(WRITTEN REQUEST):
Show all lines holding "this".

(EXERCISE MATERIAL):
○ ○ ○

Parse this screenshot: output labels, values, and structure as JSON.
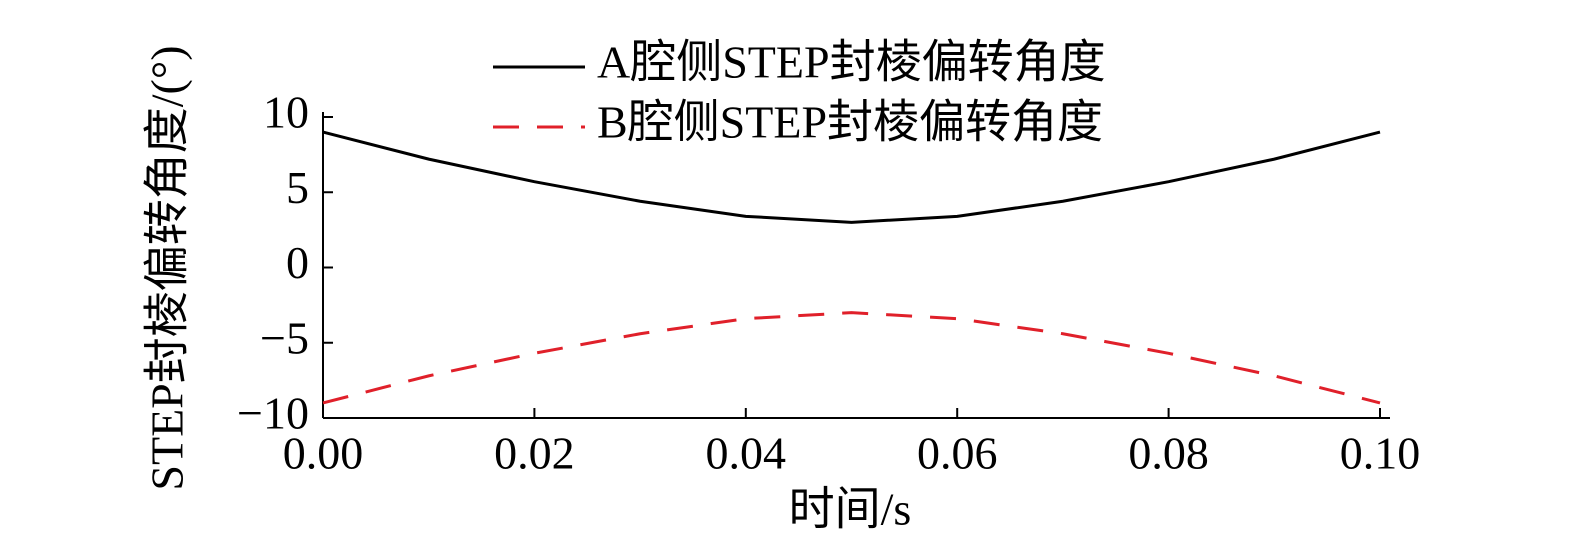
{
  "chart_data": {
    "type": "line",
    "x_label": "时间/s",
    "y_label": "STEP封棱偏转角度/(°)",
    "x": [
      0,
      0.01,
      0.02,
      0.03,
      0.04,
      0.05,
      0.06,
      0.07,
      0.08,
      0.09,
      0.1
    ],
    "series": [
      {
        "name": "A腔侧STEP封棱偏转角度",
        "color": "#000000",
        "linestyle": "solid",
        "values": [
          9,
          7.2,
          5.7,
          4.4,
          3.4,
          3.0,
          3.4,
          4.4,
          5.7,
          7.2,
          9
        ]
      },
      {
        "name": "B腔侧STEP封棱偏转角度",
        "color": "#e0202a",
        "linestyle": "dashed",
        "values": [
          -9,
          -7.2,
          -5.7,
          -4.4,
          -3.4,
          -3.0,
          -3.4,
          -4.4,
          -5.7,
          -7.2,
          -9
        ]
      }
    ],
    "xlim": [
      0,
      0.1
    ],
    "xticks": [
      {
        "value": 0,
        "label": "0.00"
      },
      {
        "value": 0.02,
        "label": "0.02"
      },
      {
        "value": 0.04,
        "label": "0.04"
      },
      {
        "value": 0.06,
        "label": "0.06"
      },
      {
        "value": 0.08,
        "label": "0.08"
      },
      {
        "value": 0.1,
        "label": "0.10"
      }
    ],
    "ylim": [
      -10,
      10
    ],
    "yticks": [
      {
        "value": -10,
        "label": "−10"
      },
      {
        "value": -5,
        "label": "−5"
      },
      0,
      5,
      10
    ],
    "grid": false,
    "legend": "top"
  }
}
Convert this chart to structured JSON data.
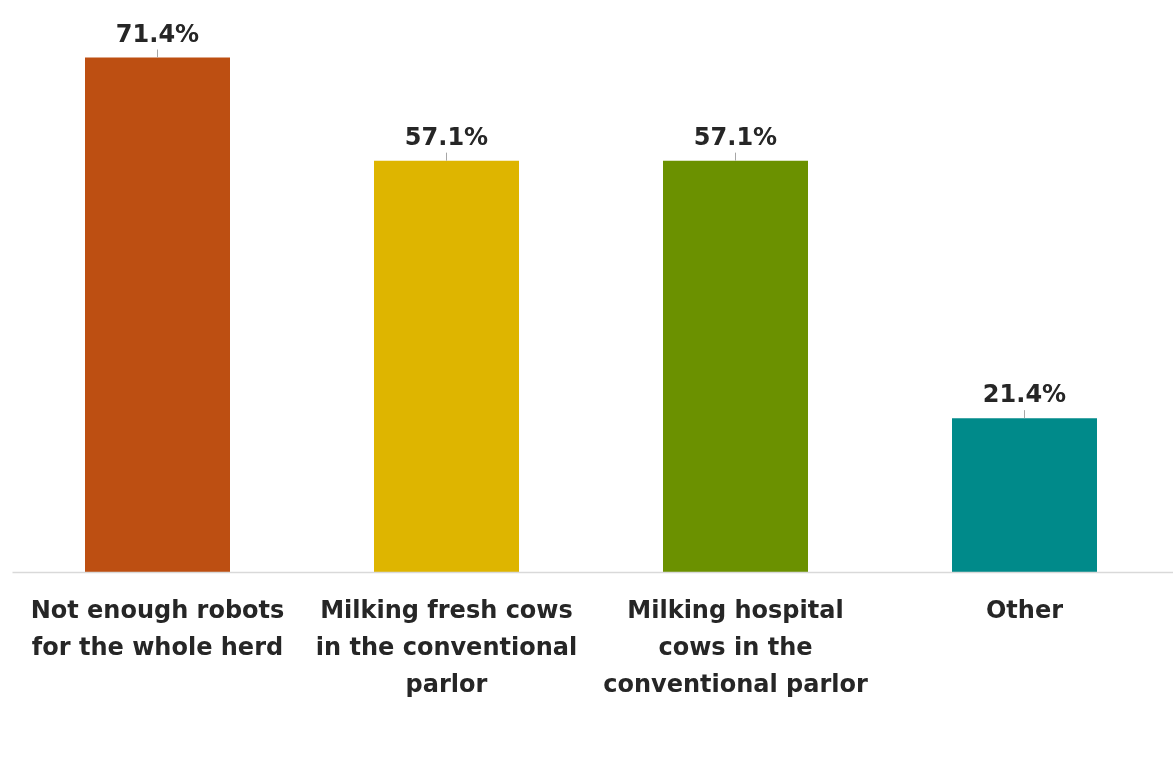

○ ○ ○

(ANSWER):
Parse this screenshot: output labels, values, and structure as JSON.
Convert this chart to structured JSON data.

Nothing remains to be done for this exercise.